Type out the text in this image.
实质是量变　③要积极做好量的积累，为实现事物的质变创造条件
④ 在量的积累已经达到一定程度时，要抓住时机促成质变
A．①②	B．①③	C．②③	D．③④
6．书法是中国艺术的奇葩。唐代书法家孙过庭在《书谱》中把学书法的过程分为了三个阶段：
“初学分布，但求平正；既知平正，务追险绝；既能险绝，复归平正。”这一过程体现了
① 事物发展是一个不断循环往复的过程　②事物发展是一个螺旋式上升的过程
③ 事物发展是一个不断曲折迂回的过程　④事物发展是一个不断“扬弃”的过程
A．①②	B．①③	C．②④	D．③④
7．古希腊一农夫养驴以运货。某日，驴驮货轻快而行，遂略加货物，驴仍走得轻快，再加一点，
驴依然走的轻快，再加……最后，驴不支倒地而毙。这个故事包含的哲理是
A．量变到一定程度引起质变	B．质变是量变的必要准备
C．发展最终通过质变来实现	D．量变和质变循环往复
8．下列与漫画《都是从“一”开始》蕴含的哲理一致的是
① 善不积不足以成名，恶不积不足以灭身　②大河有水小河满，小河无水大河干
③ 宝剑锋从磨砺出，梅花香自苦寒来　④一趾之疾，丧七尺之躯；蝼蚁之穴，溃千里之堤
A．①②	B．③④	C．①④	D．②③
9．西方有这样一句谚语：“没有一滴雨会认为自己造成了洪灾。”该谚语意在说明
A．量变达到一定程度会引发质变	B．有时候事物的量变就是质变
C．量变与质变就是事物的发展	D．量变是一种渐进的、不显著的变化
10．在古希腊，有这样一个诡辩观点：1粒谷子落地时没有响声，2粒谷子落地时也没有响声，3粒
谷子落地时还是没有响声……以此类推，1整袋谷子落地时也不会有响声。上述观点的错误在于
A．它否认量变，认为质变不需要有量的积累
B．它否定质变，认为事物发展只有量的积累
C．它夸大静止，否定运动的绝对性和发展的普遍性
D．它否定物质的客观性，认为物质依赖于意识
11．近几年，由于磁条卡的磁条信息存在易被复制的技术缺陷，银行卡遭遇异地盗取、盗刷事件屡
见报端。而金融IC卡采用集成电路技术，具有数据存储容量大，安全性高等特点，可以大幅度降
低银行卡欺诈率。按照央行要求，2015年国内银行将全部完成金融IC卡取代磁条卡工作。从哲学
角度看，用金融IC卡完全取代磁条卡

● ● ● ● ●

» Written exercise
Every record should be given again exactly.

» Complete answer
Type out the text in this image.
实质是量变　③要积极做好量的积累，为实现事物的质变创造条件
④ 在量的积累已经达到一定程度时，要抓住时机促成质变
A．①②	B．①③	C．②③	D．③④
6．书法是中国艺术的奇葩。唐代书法家孙过庭在《书谱》中把学书法的过程分为了三个阶段：
“初学分布，但求平正；既知平正，务追险绝；既能险绝，复归平正。”这一过程体现了
① 事物发展是一个不断循环往复的过程　②事物发展是一个螺旋式上升的过程
③ 事物发展是一个不断曲折迂回的过程　④事物发展是一个不断“扬弃”的过程
A．①②	B．①③	C．②④	D．③④
7．古希腊一农夫养驴以运货。某日，驴驮货轻快而行，遂略加货物，驴仍走得轻快，再加一点，
驴依然走的轻快，再加……最后，驴不支倒地而毙。这个故事包含的哲理是
A．量变到一定程度引起质变	B．质变是量变的必要准备
C．发展最终通过质变来实现	D．量变和质变循环往复
8．下列与漫画《都是从“一”开始》蕴含的哲理一致的是
① 善不积不足以成名，恶不积不足以灭身　②大河有水小河满，小河无水大河干
③ 宝剑锋从磨砺出，梅花香自苦寒来　④一趾之疾，丧七尺之躯；蝼蚁之穴，溃千里之堤
A．①②	B．③④	C．①④	D．②③
9．西方有这样一句谚语：“没有一滴雨会认为自己造成了洪灾。”该谚语意在说明
A．量变达到一定程度会引发质变	B．有时候事物的量变就是质变
C．量变与质变就是事物的发展	D．量变是一种渐进的、不显著的变化
10．在古希腊，有这样一个诡辩观点：1粒谷子落地时没有响声，2粒谷子落地时也没有响声，3粒
谷子落地时还是没有响声……以此类推，1整袋谷子落地时也不会有响声。上述观点的错误在于
A．它否认量变，认为质变不需要有量的积累
B．它否定质变，认为事物发展只有量的积累
C．它夸大静止，否定运动的绝对性和发展的普遍性
D．它否定物质的客观性，认为物质依赖于意识
11．近几年，由于磁条卡的磁条信息存在易被复制的技术缺陷，银行卡遭遇异地盗取、盗刷事件屡
见报端。而金融IC卡采用集成电路技术，具有数据存储容量大，安全性高等特点，可以大幅度降
低银行卡欺诈率。按照央行要求，2015年国内银行将全部完成金融IC卡取代磁条卡工作。从哲学
角度看，用金融IC卡完全取代磁条卡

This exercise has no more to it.